Rendering courtesy of Hewitt Architects, Inc.
By Brad Phillips
Each year, Parametrix selects a Project of the Year that exemplifies our core values, mission, and vision. At the Employee-Ownership Celebration on October 12, the Downtown Redmond Link Extension project was named the 2019 Parametrix Project of the Year. Read about the project below.
Sound Transit is extending light rail 3.4 miles from the future Redmond Technology Center station to Downtown Redmond, WA. The project includes two new stations and a 1,400-stall park-and-ride garage.
Parametrix was selected as the prime consultant for the planning, preliminary engineering, environmental clearance, permitting, public involvement, multi-agency concurrence, and design-build procurement packaging. This includes managing over twenty subconsultants across multiple disciplines, with 15% small or disadvantaged business enterprise participation.
On Wednesday, October 23, the Sound Transit team and regional leaders broke ground on the project site.
This project will transform communities in Redmond by creating neighborhood transit stations that provide high capacity transit connections for people across the Puget Sound region and increase mobility without the use of a car.
From the transit-oriented development planning, station design, stormwater concepts, and civil designs, this project has sustainable concepts throughout. Projects are already beginning to take shape where residents will live directly next to the station and be able to walk to it. Surrounding streets have been designed to have bike connections in the streets, linking to the East Lake Sammamish Trail, which provides regional connectivity. The parking garage will use solar panels and infiltration of stormwater will replenish ground water and slow the release of stormwater into the local waterway, Bear Creek.
Can we do better?
When the Parametrix team began working on this project in 2017, it was designated as an elevated guideway high above Marymoor Park and SR 520, and at-grade through the congested streets of downtown Redmond. Our team creatively asked, “can we do better?”

- - -

Exercise directions: Can you reproduce the full article about the Downtown Redmond Link Extension word for word? The records have no connection to the article about the Downtown Redmond Link Extension.

- - -

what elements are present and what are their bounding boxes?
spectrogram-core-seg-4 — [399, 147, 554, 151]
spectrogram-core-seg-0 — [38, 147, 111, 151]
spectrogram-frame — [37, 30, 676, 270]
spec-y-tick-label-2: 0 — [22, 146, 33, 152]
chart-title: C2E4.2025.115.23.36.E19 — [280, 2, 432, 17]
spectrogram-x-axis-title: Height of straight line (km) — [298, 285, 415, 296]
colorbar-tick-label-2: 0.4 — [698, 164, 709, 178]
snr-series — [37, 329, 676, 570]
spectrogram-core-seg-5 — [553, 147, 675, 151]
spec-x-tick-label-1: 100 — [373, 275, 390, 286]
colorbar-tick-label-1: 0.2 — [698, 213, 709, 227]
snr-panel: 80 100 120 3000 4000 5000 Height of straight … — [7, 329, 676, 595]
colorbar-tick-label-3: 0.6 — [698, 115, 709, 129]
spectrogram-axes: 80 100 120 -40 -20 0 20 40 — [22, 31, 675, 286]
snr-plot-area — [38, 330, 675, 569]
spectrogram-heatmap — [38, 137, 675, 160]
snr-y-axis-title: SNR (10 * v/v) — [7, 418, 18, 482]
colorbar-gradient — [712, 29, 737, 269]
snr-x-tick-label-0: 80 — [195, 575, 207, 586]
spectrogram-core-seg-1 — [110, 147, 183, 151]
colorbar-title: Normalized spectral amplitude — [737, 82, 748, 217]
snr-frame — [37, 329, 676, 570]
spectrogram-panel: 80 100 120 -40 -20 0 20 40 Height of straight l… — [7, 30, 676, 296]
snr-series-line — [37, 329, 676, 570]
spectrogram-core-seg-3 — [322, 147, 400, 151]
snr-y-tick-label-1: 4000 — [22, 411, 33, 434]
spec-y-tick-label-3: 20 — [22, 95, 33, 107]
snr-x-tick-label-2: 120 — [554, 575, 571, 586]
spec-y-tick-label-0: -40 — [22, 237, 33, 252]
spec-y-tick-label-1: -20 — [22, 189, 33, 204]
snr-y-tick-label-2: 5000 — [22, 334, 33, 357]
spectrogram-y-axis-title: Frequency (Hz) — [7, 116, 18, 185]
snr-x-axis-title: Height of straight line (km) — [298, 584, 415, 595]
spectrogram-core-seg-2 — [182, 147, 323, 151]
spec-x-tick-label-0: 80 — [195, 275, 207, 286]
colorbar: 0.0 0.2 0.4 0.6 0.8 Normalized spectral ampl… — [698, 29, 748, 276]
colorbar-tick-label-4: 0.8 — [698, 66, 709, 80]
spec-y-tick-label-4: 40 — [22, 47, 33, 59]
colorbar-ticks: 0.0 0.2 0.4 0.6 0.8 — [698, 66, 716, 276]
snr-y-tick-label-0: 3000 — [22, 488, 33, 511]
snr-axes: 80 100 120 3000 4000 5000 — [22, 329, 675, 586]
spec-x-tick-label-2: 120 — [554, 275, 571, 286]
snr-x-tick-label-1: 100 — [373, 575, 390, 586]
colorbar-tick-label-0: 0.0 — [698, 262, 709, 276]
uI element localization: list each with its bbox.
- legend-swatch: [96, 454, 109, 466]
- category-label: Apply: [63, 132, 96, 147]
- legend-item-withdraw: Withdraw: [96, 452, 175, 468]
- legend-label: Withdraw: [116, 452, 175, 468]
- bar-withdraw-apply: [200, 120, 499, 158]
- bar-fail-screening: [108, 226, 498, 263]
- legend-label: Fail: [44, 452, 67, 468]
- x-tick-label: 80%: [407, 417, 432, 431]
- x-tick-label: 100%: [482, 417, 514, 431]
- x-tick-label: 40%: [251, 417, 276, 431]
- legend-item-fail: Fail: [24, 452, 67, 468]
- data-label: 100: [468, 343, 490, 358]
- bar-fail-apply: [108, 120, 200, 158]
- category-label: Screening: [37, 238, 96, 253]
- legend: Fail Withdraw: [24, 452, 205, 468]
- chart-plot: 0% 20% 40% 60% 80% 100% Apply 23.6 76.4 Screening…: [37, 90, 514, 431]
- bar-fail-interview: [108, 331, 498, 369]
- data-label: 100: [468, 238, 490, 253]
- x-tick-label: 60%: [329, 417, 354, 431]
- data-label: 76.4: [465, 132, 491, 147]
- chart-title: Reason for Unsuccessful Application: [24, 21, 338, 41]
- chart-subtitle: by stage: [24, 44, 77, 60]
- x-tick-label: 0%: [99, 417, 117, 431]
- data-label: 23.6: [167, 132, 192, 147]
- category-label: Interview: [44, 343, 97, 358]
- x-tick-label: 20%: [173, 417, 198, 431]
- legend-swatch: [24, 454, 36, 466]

- - -

Reply:
Rendering courtesy of Hewitt Architects, Inc.
By Brad Phillips
Each year, Parametrix selects a Project of the Year that exemplifies our core values, mission, and vision. At the Employee-Ownership Celebration on October 12, the Downtown Redmond Link Extension project was named the 2019 Parametrix Project of the Year. Read about the project below.
Sound Transit is extending light rail 3.4 miles from the future Redmond Technology Center station to Downtown Redmond, WA. The project includes two new stations and a 1,400-stall park-and-ride garage.
Parametrix was selected as the prime consultant for the planning, preliminary engineering, environmental clearance, permitting, public involvement, multi-agency concurrence, and design-build procurement packaging. This includes managing over twenty subconsultants across multiple disciplines, with 15% small or disadvantaged business enterprise participation.
On Wednesday, October 23, the Sound Transit team and regional leaders broke ground on the project site.
This project will transform communities in Redmond by creating neighborhood transit stations that provide high capacity transit connections for people across the Puget Sound region and increase mobility without the use of a car.
From the transit-oriented development planning, station design, stormwater concepts, and civil designs, this project has sustainable concepts throughout. Projects are already beginning to take shape where residents will live directly next to the station and be able to walk to it. Surrounding streets have been designed to have bike connections in the streets, linking to the East Lake Sammamish Trail, which provides regional connectivity. The parking garage will use solar panels and infiltration of stormwater will replenish ground water and slow the release of stormwater into the local waterway, Bear Creek.
Can we do better?
When the Parametrix team began working on this project in 2017, it was designated as an elevated guideway high above Marymoor Park and SR 520, and at-grade through the congested streets of downtown Redmond. Our team creatively asked, “can we do better?”